# Input records:
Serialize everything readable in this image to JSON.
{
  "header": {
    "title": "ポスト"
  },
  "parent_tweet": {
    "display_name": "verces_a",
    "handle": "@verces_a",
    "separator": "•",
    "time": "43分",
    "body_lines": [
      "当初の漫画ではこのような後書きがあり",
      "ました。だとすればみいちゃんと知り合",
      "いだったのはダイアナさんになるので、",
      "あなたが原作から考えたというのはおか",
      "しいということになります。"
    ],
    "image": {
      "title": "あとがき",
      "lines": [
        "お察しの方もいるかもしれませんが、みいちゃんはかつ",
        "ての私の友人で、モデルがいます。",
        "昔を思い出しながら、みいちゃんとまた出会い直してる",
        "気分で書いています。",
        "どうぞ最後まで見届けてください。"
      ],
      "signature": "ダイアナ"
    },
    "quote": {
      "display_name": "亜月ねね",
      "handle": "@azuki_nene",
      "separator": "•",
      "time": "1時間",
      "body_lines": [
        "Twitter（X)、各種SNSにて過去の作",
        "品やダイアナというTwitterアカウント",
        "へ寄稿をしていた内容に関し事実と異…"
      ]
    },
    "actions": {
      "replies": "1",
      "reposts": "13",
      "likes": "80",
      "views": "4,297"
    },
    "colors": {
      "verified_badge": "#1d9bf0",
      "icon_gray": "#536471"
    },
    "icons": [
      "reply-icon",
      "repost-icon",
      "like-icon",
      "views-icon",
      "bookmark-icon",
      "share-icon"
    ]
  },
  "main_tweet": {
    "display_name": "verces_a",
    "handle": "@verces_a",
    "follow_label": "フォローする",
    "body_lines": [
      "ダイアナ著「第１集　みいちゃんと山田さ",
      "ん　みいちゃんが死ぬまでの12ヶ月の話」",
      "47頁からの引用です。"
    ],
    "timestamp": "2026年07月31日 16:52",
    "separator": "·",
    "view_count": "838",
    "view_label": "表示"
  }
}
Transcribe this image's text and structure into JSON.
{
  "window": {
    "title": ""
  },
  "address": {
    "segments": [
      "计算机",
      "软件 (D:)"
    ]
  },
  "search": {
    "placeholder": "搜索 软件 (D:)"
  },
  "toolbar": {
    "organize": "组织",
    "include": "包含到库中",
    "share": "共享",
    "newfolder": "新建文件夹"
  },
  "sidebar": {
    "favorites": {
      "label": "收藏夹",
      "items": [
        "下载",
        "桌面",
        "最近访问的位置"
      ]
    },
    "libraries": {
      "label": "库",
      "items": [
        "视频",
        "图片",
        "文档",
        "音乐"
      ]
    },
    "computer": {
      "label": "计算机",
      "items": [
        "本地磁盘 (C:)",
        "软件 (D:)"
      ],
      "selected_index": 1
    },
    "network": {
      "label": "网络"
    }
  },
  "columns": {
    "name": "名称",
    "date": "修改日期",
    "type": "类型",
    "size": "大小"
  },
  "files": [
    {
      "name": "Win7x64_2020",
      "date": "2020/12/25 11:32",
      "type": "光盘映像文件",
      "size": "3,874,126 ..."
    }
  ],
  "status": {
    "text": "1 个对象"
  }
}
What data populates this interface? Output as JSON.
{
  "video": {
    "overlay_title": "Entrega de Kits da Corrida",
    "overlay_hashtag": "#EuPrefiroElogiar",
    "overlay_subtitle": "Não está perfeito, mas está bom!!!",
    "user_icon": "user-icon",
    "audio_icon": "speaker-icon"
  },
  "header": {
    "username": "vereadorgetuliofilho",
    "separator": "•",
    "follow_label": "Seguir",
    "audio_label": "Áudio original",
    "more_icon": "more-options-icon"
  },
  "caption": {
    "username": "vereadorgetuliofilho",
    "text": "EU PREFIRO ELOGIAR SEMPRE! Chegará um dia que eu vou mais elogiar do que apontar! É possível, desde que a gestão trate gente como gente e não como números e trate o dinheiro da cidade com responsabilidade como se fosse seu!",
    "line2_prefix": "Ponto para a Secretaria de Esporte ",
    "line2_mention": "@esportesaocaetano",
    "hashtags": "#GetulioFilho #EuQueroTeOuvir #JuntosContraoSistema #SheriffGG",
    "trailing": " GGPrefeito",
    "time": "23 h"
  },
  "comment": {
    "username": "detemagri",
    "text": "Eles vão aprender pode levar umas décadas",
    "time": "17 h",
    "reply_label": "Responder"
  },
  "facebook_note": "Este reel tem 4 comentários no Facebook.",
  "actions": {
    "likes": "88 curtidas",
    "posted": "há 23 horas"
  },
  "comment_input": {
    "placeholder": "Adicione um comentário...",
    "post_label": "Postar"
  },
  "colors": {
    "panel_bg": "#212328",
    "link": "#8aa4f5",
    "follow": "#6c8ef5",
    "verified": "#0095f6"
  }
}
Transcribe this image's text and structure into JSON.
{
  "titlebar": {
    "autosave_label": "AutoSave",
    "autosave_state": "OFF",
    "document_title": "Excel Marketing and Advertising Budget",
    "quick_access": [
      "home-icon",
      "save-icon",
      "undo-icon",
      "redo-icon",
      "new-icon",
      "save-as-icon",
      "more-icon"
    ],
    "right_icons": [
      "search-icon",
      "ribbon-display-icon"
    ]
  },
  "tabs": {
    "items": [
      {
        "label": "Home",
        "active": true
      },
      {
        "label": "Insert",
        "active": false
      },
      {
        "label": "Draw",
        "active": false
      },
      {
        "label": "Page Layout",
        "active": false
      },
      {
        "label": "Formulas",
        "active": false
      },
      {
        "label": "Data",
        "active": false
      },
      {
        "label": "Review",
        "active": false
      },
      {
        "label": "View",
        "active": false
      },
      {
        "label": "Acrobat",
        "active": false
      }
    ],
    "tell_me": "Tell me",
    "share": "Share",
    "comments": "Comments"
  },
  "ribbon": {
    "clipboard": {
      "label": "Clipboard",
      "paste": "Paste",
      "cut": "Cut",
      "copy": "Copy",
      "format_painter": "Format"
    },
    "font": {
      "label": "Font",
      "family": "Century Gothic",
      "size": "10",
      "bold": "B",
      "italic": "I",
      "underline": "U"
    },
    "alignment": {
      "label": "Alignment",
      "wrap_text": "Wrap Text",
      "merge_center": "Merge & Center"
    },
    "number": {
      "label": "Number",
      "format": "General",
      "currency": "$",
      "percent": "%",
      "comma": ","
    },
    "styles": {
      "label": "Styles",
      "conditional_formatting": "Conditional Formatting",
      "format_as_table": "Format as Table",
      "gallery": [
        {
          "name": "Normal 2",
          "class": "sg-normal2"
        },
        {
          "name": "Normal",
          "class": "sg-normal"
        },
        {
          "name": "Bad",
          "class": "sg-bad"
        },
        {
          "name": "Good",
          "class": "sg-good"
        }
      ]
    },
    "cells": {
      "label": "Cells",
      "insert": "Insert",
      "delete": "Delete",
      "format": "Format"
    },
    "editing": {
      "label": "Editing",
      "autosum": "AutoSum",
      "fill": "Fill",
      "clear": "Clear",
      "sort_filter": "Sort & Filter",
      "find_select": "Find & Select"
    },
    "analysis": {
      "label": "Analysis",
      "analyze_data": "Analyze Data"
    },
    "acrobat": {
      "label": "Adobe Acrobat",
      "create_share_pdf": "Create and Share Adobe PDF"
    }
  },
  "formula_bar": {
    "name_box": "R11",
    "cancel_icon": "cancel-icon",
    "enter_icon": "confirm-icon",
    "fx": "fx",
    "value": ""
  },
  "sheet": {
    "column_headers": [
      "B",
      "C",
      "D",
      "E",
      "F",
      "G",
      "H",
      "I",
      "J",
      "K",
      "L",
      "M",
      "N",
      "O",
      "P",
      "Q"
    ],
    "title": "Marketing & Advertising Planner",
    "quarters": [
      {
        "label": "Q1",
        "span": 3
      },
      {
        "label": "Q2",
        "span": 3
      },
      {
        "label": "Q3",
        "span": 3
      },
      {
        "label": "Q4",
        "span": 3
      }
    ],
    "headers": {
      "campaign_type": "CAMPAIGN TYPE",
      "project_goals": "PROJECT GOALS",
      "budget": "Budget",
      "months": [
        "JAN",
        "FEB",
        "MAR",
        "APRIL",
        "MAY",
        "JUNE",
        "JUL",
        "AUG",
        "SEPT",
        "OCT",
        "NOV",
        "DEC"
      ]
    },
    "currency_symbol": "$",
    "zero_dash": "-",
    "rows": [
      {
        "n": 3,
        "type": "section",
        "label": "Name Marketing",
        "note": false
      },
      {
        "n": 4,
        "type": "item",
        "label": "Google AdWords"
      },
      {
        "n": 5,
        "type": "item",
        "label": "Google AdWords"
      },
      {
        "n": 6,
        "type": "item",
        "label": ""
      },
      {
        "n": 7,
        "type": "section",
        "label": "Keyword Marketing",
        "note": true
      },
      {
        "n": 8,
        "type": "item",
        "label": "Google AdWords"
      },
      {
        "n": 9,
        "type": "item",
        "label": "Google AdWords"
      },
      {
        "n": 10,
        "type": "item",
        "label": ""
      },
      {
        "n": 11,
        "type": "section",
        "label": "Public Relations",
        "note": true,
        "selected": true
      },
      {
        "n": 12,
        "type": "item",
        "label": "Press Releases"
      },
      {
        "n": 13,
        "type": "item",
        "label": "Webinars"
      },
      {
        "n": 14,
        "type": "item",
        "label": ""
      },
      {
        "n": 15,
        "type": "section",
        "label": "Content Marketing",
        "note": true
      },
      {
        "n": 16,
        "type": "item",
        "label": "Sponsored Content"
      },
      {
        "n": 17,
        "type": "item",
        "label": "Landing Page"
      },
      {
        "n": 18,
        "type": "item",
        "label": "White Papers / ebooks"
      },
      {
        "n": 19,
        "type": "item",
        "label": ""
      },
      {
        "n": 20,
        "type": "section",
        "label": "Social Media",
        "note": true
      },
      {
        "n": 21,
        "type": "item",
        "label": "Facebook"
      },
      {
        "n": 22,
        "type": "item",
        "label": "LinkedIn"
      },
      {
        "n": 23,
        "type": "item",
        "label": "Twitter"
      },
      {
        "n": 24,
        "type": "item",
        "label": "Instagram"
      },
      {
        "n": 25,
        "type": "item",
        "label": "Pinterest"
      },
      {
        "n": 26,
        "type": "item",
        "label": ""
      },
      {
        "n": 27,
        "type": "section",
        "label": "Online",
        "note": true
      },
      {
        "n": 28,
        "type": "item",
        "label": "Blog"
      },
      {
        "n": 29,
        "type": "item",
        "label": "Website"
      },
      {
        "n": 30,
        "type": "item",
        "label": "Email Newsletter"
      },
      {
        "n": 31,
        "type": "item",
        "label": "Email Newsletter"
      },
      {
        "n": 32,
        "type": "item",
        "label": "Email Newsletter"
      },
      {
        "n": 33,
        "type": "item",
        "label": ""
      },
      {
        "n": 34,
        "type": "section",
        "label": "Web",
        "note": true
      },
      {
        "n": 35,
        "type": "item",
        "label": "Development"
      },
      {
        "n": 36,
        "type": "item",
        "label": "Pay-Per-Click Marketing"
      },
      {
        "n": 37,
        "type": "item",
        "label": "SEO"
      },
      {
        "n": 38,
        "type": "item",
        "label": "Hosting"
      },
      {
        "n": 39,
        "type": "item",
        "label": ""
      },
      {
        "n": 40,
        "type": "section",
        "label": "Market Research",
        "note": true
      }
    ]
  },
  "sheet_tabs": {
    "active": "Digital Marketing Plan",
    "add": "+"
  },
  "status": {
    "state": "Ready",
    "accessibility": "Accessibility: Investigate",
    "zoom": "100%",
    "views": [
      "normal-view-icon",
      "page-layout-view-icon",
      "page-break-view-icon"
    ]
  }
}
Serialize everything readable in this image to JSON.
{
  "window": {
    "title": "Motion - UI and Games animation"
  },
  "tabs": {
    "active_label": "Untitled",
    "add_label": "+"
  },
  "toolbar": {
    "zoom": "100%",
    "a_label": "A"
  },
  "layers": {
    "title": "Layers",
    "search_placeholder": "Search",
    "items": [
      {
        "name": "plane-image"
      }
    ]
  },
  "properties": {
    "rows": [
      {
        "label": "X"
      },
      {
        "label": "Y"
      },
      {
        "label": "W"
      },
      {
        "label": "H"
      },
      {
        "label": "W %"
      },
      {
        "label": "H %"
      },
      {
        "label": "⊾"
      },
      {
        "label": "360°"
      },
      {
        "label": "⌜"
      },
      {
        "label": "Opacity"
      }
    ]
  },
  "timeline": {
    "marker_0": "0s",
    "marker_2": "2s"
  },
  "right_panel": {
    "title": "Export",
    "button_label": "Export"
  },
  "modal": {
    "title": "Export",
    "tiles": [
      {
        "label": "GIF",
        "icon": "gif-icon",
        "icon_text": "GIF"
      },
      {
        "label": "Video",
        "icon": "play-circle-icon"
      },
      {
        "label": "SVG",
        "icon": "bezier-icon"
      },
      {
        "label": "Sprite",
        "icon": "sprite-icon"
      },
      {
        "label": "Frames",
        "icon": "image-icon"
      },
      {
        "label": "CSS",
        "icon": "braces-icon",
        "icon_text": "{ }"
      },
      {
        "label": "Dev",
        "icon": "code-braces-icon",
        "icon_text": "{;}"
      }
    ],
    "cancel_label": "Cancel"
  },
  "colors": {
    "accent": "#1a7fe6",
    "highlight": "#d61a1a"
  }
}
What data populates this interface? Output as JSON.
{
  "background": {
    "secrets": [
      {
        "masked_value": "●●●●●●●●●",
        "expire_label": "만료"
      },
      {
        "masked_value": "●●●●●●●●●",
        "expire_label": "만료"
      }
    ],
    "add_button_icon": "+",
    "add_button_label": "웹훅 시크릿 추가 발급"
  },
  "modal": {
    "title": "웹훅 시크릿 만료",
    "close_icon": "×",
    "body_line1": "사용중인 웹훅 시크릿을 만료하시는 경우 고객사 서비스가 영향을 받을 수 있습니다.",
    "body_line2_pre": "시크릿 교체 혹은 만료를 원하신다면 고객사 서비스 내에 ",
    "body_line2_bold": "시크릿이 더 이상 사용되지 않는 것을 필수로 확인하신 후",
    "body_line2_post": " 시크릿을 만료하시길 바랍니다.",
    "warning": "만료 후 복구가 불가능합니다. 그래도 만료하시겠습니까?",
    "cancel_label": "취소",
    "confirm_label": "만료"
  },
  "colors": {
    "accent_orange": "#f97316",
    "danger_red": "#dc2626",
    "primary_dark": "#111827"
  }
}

# Your task:
Pick out every line above that contains the word "class" and copy it.

# Worked answer:
          "class": "sg-normal2"
          "class": "sg-normal"
          "class": "sg-bad"
          "class": "sg-good"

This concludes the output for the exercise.